[Dataset items]
--------------------------------
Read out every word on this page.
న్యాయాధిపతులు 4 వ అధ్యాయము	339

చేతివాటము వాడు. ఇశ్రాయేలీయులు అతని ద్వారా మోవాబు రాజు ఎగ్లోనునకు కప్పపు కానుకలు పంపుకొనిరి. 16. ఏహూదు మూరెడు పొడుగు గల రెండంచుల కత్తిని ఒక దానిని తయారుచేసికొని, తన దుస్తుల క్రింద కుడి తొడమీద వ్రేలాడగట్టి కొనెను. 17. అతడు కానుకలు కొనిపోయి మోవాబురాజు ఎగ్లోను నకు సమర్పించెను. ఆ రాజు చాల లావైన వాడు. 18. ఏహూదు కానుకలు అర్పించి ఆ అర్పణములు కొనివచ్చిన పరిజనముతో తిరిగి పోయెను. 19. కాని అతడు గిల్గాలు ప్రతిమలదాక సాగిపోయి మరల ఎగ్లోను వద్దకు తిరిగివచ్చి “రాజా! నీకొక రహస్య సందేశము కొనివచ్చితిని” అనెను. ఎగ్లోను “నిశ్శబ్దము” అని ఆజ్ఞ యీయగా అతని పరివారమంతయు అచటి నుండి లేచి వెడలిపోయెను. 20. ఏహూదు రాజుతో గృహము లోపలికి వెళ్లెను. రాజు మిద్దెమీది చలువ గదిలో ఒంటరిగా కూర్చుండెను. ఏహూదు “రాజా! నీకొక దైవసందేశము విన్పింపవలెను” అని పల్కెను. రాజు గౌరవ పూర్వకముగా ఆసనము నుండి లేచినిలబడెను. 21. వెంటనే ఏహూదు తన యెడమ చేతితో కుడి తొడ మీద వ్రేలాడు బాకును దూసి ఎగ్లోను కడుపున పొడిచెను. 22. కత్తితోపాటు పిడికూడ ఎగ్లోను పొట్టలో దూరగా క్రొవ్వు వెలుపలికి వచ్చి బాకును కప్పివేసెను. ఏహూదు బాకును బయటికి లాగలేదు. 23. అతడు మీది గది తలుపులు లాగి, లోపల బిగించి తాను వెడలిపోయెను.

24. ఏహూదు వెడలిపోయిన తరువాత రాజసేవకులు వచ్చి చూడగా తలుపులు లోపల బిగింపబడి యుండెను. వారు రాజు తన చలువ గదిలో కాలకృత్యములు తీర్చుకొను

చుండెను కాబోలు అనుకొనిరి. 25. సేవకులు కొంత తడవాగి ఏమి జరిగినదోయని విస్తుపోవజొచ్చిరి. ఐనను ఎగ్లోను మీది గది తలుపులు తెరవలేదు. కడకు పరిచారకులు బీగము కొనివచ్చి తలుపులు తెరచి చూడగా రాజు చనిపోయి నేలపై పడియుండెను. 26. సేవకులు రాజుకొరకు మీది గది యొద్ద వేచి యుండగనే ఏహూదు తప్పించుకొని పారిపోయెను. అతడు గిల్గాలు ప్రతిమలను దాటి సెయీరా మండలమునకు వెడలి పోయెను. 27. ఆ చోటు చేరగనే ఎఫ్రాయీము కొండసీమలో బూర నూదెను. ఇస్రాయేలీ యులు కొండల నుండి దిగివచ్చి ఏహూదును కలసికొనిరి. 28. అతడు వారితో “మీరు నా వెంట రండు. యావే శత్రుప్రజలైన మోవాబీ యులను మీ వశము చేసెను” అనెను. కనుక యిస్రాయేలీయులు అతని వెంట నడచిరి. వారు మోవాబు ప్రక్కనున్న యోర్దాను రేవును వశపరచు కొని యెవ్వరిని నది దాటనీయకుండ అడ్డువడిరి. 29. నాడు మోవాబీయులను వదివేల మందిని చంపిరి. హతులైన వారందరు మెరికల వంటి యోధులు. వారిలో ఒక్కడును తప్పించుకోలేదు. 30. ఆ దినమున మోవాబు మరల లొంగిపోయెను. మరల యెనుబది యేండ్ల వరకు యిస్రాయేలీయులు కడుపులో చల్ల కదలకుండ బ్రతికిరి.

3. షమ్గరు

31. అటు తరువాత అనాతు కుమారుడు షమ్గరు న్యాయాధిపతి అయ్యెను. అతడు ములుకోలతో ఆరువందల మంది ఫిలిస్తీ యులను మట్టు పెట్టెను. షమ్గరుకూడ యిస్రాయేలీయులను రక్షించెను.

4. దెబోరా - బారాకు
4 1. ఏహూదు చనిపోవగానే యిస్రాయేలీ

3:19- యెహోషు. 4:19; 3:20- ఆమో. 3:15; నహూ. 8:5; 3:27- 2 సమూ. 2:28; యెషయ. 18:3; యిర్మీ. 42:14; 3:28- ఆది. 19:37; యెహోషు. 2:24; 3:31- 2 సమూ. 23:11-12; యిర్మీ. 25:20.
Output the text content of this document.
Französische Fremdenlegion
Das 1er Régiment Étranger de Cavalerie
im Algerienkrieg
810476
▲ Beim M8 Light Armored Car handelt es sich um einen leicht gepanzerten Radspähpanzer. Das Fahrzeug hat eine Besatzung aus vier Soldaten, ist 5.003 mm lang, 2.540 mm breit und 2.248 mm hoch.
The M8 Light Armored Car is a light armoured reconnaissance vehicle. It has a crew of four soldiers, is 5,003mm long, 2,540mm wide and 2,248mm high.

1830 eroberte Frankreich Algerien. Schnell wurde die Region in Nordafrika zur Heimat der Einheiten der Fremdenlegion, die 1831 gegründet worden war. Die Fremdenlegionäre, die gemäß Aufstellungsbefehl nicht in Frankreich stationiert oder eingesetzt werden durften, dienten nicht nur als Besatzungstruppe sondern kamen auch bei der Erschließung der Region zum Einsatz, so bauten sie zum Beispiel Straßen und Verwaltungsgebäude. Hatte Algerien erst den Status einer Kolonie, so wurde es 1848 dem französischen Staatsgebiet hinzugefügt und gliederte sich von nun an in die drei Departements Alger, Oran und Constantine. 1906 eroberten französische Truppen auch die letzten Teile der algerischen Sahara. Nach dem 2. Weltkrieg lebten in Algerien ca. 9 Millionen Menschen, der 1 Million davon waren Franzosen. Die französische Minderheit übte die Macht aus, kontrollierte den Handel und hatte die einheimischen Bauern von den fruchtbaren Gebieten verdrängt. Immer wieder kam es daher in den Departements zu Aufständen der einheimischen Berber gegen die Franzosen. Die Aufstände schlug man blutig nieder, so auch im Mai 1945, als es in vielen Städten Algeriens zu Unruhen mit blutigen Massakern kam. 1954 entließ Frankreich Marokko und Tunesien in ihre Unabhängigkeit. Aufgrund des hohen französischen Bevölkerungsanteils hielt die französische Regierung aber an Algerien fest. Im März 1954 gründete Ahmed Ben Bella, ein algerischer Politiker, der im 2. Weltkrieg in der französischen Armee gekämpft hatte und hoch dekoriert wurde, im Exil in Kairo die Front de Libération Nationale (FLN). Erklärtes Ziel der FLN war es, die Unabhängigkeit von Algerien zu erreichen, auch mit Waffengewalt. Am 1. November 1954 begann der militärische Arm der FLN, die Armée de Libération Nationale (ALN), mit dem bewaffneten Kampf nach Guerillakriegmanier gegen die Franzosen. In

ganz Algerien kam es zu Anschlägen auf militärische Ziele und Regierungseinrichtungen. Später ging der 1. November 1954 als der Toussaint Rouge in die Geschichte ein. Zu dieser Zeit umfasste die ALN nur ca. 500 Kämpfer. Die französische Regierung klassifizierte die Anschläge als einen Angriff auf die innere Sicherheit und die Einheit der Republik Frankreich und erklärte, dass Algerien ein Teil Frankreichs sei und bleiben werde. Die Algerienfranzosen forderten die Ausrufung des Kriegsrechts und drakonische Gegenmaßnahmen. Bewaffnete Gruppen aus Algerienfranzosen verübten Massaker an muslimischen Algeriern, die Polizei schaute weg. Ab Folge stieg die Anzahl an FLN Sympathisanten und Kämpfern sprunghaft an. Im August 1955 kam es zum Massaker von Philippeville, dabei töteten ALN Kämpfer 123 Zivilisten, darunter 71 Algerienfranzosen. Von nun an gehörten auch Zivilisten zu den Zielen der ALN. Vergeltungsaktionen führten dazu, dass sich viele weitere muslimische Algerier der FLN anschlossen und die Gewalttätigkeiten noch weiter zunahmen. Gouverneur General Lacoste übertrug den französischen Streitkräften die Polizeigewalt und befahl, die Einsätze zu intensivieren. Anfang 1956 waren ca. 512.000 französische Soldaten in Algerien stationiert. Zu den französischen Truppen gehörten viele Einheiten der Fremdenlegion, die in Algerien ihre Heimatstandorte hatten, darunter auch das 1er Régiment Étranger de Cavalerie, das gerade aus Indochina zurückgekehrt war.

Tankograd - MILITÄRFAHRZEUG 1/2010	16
--------------------------------
What is being asked: List all lines where "Armored" occurs.

Full response:
▲ Beim M8 Light Armored Car handelt es sich um einen leicht gepanzerten Radspähpanzer. Das Fahrzeug hat eine Besatzung aus vier Soldaten, ist 5.003 mm lang, 2.540 mm breit und 2.248 mm hoch.
The M8 Light Armored Car is a light armoured reconnaissance vehicle. It has a crew of four soldiers, is 5,003mm long, 2,540mm wide and 2,248mm high.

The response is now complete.